The problem.
In the listing below, find every line with the string "广东深圳" and pull it out.

>> start Material

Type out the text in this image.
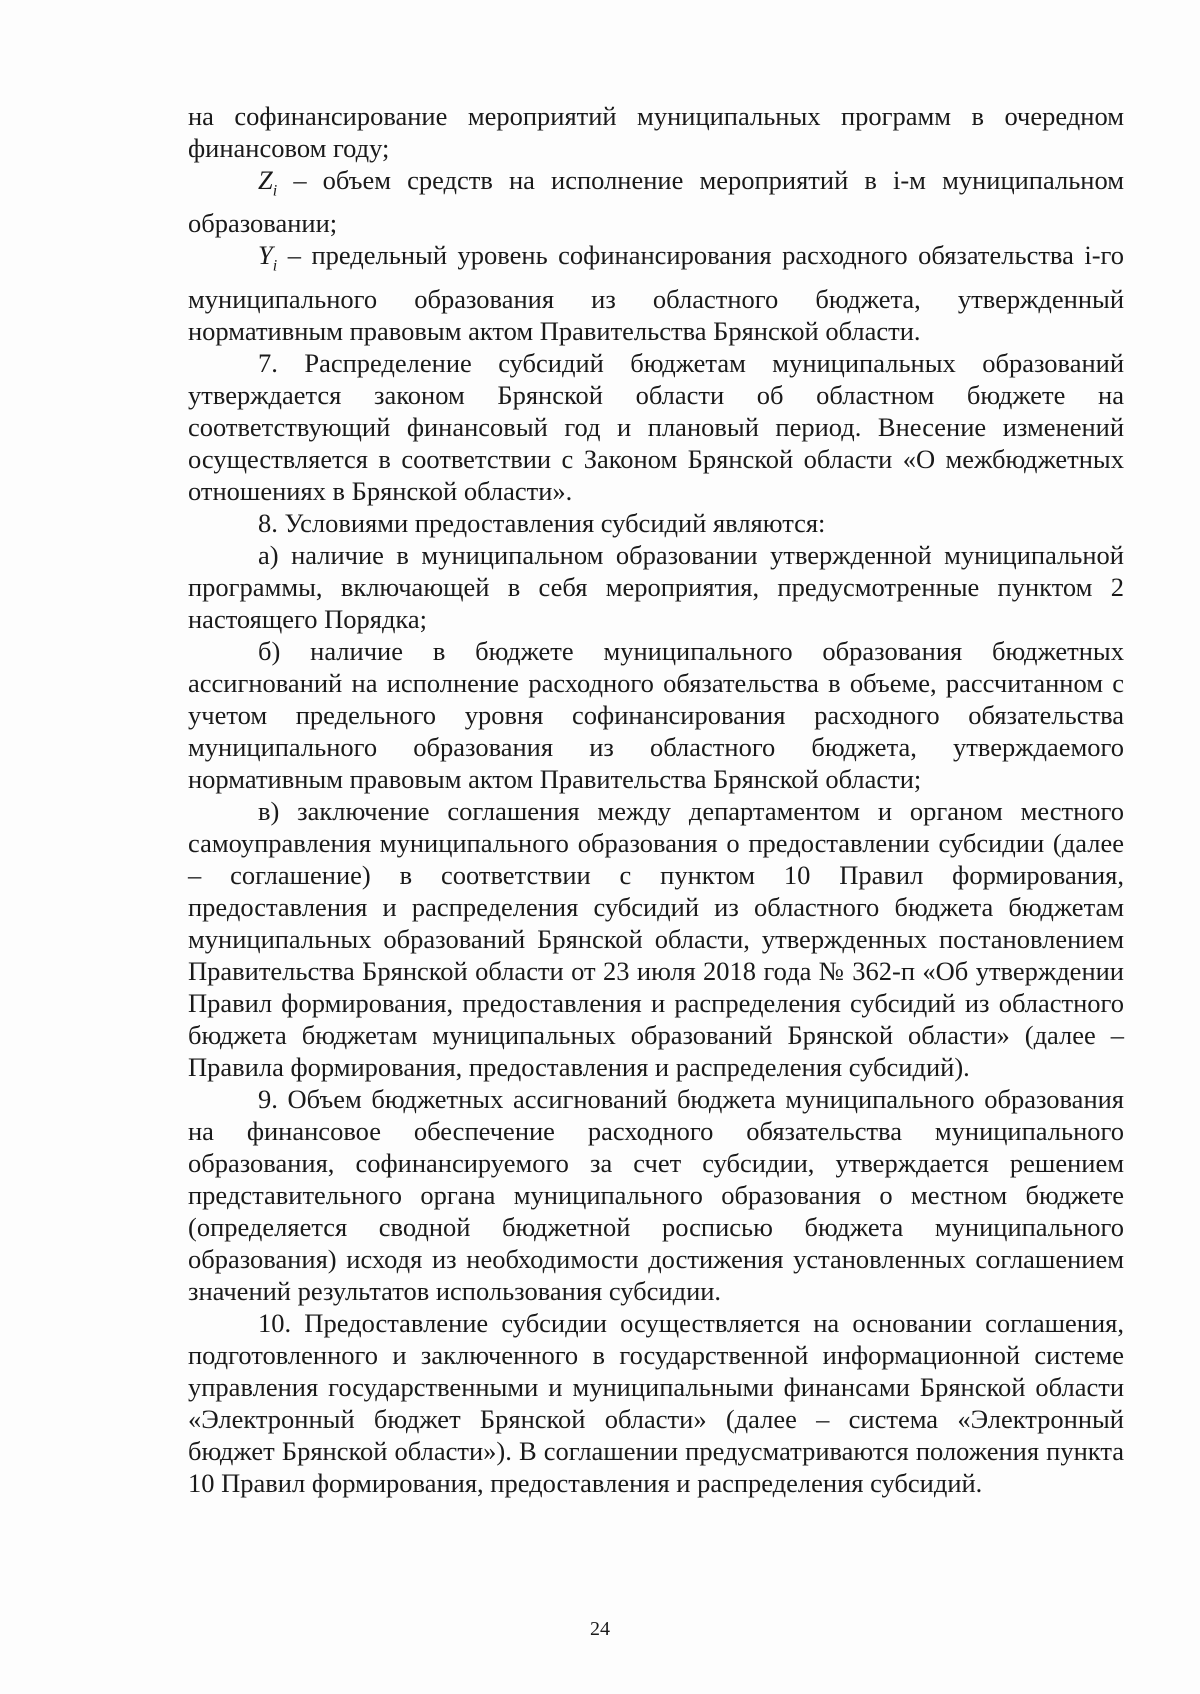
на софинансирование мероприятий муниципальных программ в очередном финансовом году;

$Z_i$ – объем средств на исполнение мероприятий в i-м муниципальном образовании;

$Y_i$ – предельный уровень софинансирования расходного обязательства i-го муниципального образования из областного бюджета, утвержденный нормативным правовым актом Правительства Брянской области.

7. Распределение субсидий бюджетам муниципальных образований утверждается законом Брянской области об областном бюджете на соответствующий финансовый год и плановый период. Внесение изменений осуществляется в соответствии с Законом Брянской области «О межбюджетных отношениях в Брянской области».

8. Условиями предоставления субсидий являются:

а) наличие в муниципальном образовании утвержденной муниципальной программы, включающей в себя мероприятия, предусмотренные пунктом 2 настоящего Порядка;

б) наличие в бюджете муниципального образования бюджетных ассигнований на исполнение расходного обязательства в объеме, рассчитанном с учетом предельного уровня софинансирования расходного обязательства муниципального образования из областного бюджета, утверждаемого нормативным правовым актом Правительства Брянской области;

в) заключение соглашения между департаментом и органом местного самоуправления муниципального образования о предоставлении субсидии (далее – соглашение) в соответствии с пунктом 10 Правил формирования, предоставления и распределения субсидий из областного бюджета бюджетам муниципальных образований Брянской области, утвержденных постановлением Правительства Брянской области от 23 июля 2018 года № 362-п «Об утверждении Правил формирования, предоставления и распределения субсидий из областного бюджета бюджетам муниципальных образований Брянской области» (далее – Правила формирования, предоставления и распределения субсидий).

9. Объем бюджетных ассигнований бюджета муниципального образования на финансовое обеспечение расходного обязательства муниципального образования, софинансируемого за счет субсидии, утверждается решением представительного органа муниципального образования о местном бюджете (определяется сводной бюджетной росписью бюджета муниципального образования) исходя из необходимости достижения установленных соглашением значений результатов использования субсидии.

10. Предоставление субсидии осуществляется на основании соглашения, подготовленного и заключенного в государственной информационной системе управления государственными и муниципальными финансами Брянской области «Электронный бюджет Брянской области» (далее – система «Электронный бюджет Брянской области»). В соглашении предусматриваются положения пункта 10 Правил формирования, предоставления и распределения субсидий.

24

>> end Material
>> start Material

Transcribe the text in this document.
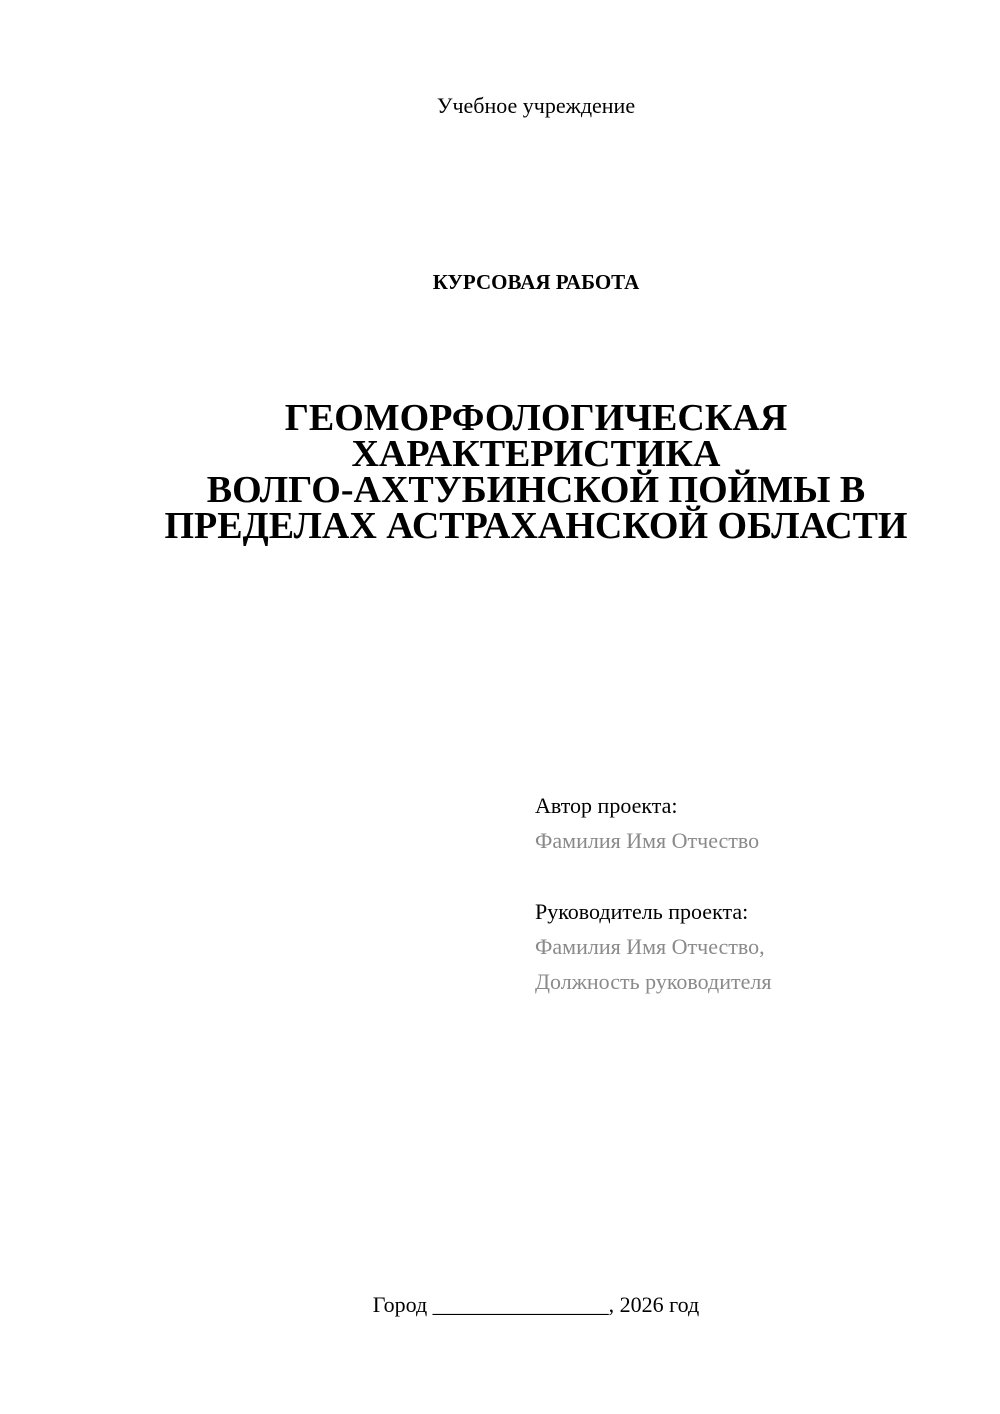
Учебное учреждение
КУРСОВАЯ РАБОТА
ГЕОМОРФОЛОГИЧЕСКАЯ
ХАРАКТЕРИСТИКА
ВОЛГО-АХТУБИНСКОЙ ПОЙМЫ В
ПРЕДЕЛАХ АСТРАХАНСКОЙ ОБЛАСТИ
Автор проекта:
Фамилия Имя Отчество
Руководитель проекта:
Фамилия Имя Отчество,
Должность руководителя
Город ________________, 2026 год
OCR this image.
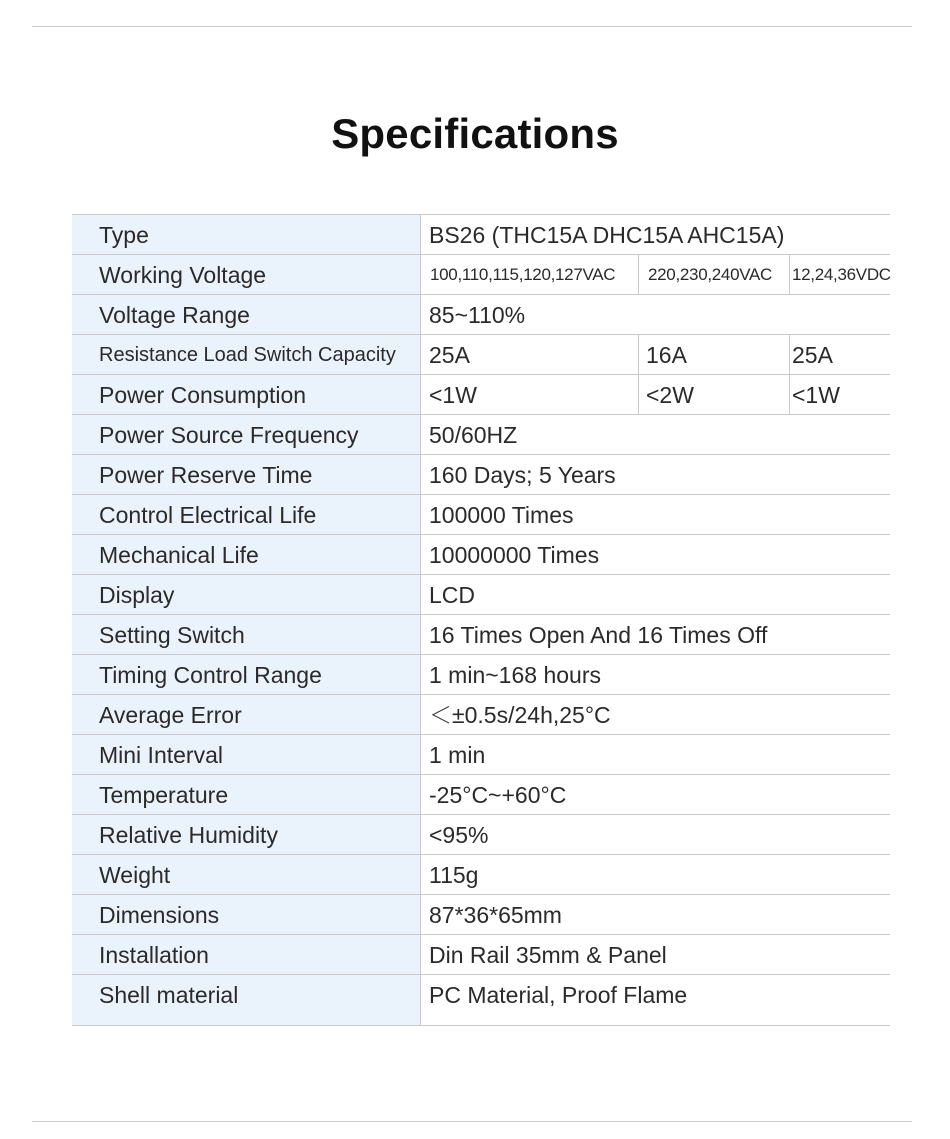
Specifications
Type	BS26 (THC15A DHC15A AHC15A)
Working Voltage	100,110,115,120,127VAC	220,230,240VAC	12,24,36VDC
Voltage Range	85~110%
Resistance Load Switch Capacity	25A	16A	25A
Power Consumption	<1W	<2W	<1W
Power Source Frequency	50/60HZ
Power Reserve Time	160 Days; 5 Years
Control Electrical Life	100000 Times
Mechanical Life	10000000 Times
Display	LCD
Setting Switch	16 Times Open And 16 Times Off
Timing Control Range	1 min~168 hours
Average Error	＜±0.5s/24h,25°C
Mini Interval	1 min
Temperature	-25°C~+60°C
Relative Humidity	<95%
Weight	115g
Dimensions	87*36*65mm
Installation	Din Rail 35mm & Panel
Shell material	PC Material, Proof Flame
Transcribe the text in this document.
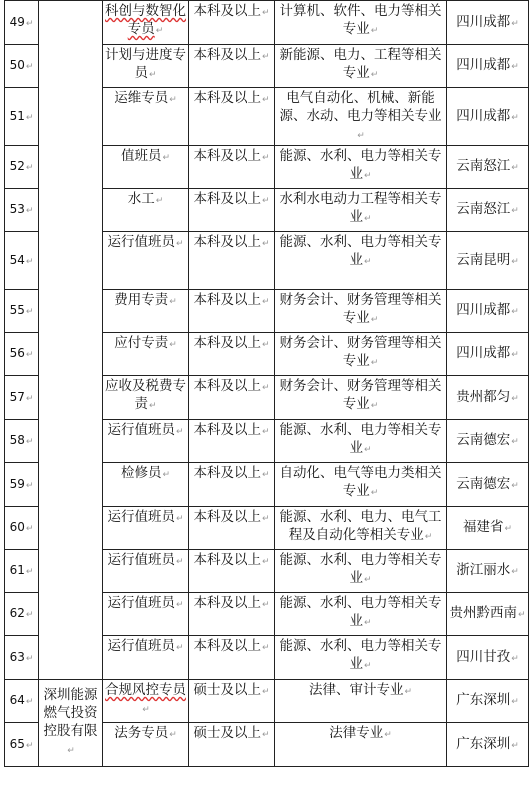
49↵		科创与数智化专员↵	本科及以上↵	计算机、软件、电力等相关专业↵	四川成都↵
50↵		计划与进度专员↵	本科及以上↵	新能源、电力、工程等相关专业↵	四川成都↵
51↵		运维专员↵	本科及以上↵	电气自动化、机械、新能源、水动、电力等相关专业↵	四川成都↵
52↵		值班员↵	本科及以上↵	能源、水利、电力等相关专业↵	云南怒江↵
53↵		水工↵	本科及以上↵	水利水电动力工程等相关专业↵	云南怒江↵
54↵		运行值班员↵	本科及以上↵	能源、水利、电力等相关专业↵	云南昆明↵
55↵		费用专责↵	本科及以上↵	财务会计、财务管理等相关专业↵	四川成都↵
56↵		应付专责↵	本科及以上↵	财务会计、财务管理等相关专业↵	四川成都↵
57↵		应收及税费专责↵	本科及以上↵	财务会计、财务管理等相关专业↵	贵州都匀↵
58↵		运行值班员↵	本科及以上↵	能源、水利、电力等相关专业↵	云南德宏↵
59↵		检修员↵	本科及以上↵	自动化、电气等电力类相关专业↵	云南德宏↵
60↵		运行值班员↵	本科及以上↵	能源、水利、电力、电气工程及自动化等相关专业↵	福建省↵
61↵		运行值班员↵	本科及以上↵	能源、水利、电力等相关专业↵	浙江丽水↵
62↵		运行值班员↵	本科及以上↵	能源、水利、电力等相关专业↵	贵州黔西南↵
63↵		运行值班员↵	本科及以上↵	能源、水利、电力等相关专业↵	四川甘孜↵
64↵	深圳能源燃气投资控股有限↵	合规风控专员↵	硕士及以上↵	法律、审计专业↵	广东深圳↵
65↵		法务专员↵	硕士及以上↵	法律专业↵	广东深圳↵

>> end Material
>> start Material

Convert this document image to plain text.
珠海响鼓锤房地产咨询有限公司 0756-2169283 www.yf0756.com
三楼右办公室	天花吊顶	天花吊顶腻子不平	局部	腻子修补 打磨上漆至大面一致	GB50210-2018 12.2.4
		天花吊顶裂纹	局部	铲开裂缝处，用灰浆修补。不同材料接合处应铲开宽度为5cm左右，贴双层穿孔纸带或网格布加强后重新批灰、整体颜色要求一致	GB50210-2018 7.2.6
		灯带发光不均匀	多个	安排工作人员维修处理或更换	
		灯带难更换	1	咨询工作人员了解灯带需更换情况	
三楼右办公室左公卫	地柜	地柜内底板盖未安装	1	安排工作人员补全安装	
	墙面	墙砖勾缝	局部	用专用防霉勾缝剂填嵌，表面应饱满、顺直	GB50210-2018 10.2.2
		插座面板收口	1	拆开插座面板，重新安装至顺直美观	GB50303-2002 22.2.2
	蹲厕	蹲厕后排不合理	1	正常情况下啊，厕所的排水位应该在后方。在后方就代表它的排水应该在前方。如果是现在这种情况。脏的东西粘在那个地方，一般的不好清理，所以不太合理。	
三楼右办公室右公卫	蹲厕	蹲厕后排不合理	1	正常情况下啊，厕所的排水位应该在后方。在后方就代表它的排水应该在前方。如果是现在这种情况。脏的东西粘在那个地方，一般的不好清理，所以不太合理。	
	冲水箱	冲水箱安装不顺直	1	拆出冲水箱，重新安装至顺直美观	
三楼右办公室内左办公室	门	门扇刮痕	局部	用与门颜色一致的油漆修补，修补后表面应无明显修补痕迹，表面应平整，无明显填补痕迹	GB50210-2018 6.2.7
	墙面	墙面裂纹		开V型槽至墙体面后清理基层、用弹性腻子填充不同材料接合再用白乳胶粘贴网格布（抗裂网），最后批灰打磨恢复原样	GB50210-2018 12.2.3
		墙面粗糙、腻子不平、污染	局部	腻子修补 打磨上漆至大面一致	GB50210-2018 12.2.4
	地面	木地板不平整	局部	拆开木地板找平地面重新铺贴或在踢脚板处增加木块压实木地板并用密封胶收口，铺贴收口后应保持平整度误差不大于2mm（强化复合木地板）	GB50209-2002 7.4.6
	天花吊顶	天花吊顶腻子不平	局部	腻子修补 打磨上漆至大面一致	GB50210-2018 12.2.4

>> end Material

Response below.
64↵	深圳能源燃气投资控股有限↵	合规风控专员↵	硕士及以上↵	法律、审计专业↵	广东深圳↵
65↵		法务专员↵	硕士及以上↵	法律专业↵	广东深圳↵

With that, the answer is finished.